● Records supplied:
------------------------------------------------------------

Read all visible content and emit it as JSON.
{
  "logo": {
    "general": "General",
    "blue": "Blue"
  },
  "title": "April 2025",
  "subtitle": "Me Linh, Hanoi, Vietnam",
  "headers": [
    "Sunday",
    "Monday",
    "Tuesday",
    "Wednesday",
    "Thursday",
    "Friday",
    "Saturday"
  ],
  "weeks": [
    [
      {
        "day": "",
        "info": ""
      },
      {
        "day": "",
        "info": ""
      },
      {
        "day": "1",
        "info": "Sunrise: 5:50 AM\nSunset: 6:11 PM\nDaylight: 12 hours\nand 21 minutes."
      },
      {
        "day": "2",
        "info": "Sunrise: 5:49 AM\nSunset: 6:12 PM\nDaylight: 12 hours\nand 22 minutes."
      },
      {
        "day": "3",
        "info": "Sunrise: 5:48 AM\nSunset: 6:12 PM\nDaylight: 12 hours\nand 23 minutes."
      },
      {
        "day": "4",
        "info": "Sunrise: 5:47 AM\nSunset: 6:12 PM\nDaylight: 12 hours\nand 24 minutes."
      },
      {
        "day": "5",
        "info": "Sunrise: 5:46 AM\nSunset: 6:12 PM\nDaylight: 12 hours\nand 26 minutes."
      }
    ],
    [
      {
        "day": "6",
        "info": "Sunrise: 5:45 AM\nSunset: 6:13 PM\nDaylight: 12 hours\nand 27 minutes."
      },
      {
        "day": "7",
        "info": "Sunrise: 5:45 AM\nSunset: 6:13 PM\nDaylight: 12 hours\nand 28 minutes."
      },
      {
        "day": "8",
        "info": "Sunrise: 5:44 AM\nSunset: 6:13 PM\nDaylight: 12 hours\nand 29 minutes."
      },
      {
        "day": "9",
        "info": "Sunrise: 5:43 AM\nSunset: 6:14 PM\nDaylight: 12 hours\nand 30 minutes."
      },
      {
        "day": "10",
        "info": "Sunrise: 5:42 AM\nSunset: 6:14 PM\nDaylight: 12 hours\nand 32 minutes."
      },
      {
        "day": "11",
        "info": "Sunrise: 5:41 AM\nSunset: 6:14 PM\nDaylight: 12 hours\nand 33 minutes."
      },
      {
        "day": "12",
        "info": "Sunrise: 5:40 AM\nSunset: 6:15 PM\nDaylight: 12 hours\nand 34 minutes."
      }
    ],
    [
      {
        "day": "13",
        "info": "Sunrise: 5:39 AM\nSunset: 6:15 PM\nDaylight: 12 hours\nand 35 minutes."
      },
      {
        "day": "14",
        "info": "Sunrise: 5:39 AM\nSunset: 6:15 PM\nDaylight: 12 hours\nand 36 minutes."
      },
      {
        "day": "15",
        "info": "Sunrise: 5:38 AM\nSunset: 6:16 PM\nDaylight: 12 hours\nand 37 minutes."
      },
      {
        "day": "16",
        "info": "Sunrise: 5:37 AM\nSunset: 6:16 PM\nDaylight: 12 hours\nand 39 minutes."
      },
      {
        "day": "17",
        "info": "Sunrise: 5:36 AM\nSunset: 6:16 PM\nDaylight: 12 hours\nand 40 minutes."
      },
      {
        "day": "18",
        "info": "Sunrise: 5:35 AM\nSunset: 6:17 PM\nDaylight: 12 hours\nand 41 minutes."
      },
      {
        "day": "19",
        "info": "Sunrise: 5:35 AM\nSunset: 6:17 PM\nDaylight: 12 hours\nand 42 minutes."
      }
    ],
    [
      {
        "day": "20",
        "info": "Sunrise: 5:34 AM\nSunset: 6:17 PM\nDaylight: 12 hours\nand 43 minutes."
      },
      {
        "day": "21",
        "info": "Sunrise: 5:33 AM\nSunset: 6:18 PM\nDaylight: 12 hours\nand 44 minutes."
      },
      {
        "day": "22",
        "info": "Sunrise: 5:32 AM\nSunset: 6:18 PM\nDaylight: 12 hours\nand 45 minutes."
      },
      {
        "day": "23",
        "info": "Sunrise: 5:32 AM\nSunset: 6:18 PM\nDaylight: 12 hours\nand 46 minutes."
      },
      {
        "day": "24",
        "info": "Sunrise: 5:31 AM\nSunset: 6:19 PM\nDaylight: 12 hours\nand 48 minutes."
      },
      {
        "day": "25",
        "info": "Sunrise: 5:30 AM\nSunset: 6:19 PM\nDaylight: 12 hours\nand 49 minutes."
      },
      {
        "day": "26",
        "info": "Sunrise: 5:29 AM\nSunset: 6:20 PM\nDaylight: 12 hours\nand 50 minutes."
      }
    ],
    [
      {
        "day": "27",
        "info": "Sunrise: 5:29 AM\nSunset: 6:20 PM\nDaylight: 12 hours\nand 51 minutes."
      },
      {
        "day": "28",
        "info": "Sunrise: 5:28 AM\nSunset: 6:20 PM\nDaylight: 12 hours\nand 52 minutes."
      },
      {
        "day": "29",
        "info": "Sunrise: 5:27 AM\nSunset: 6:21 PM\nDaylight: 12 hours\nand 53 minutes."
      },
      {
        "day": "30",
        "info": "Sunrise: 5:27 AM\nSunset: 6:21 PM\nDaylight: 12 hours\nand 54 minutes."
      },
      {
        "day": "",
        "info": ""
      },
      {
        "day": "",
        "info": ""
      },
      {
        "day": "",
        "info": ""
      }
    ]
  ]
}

------------------------------------------------------------

● Problem requirements: Send back each record exactly as it stands.

● Problem solution:
Read all visible content and emit it as JSON.
{
  "logo": {
    "general": "General",
    "blue": "Blue"
  },
  "title": "April 2025",
  "subtitle": "Me Linh, Hanoi, Vietnam",
  "headers": [
    "Sunday",
    "Monday",
    "Tuesday",
    "Wednesday",
    "Thursday",
    "Friday",
    "Saturday"
  ],
  "weeks": [
    [
      {
        "day": "",
        "info": ""
      },
      {
        "day": "",
        "info": ""
      },
      {
        "day": "1",
        "info": "Sunrise: 5:50 AM\nSunset: 6:11 PM\nDaylight: 12 hours\nand 21 minutes."
      },
      {
        "day": "2",
        "info": "Sunrise: 5:49 AM\nSunset: 6:12 PM\nDaylight: 12 hours\nand 22 minutes."
      },
      {
        "day": "3",
        "info": "Sunrise: 5:48 AM\nSunset: 6:12 PM\nDaylight: 12 hours\nand 23 minutes."
      },
      {
        "day": "4",
        "info": "Sunrise: 5:47 AM\nSunset: 6:12 PM\nDaylight: 12 hours\nand 24 minutes."
      },
      {
        "day": "5",
        "info": "Sunrise: 5:46 AM\nSunset: 6:12 PM\nDaylight: 12 hours\nand 26 minutes."
      }
    ],
    [
      {
        "day": "6",
        "info": "Sunrise: 5:45 AM\nSunset: 6:13 PM\nDaylight: 12 hours\nand 27 minutes."
      },
      {
        "day": "7",
        "info": "Sunrise: 5:45 AM\nSunset: 6:13 PM\nDaylight: 12 hours\nand 28 minutes."
      },
      {
        "day": "8",
        "info": "Sunrise: 5:44 AM\nSunset: 6:13 PM\nDaylight: 12 hours\nand 29 minutes."
      },
      {
        "day": "9",
        "info": "Sunrise: 5:43 AM\nSunset: 6:14 PM\nDaylight: 12 hours\nand 30 minutes."
      },
      {
        "day": "10",
        "info": "Sunrise: 5:42 AM\nSunset: 6:14 PM\nDaylight: 12 hours\nand 32 minutes."
      },
      {
        "day": "11",
        "info": "Sunrise: 5:41 AM\nSunset: 6:14 PM\nDaylight: 12 hours\nand 33 minutes."
      },
      {
        "day": "12",
        "info": "Sunrise: 5:40 AM\nSunset: 6:15 PM\nDaylight: 12 hours\nand 34 minutes."
      }
    ],
    [
      {
        "day": "13",
        "info": "Sunrise: 5:39 AM\nSunset: 6:15 PM\nDaylight: 12 hours\nand 35 minutes."
      },
      {
        "day": "14",
        "info": "Sunrise: 5:39 AM\nSunset: 6:15 PM\nDaylight: 12 hours\nand 36 minutes."
      },
      {
        "day": "15",
        "info": "Sunrise: 5:38 AM\nSunset: 6:16 PM\nDaylight: 12 hours\nand 37 minutes."
      },
      {
        "day": "16",
        "info": "Sunrise: 5:37 AM\nSunset: 6:16 PM\nDaylight: 12 hours\nand 39 minutes."
      },
      {
        "day": "17",
        "info": "Sunrise: 5:36 AM\nSunset: 6:16 PM\nDaylight: 12 hours\nand 40 minutes."
      },
      {
        "day": "18",
        "info": "Sunrise: 5:35 AM\nSunset: 6:17 PM\nDaylight: 12 hours\nand 41 minutes."
      },
      {
        "day": "19",
        "info": "Sunrise: 5:35 AM\nSunset: 6:17 PM\nDaylight: 12 hours\nand 42 minutes."
      }
    ],
    [
      {
        "day": "20",
        "info": "Sunrise: 5:34 AM\nSunset: 6:17 PM\nDaylight: 12 hours\nand 43 minutes."
      },
      {
        "day": "21",
        "info": "Sunrise: 5:33 AM\nSunset: 6:18 PM\nDaylight: 12 hours\nand 44 minutes."
      },
      {
        "day": "22",
        "info": "Sunrise: 5:32 AM\nSunset: 6:18 PM\nDaylight: 12 hours\nand 45 minutes."
      },
      {
        "day": "23",
        "info": "Sunrise: 5:32 AM\nSunset: 6:18 PM\nDaylight: 12 hours\nand 46 minutes."
      },
      {
        "day": "24",
        "info": "Sunrise: 5:31 AM\nSunset: 6:19 PM\nDaylight: 12 hours\nand 48 minutes."
      },
      {
        "day": "25",
        "info": "Sunrise: 5:30 AM\nSunset: 6:19 PM\nDaylight: 12 hours\nand 49 minutes."
      },
      {
        "day": "26",
        "info": "Sunrise: 5:29 AM\nSunset: 6:20 PM\nDaylight: 12 hours\nand 50 minutes."
      }
    ],
    [
      {
        "day": "27",
        "info": "Sunrise: 5:29 AM\nSunset: 6:20 PM\nDaylight: 12 hours\nand 51 minutes."
      },
      {
        "day": "28",
        "info": "Sunrise: 5:28 AM\nSunset: 6:20 PM\nDaylight: 12 hours\nand 52 minutes."
      },
      {
        "day": "29",
        "info": "Sunrise: 5:27 AM\nSunset: 6:21 PM\nDaylight: 12 hours\nand 53 minutes."
      },
      {
        "day": "30",
        "info": "Sunrise: 5:27 AM\nSunset: 6:21 PM\nDaylight: 12 hours\nand 54 minutes."
      },
      {
        "day": "",
        "info": ""
      },
      {
        "day": "",
        "info": ""
      },
      {
        "day": "",
        "info": ""
      }
    ]
  ]
}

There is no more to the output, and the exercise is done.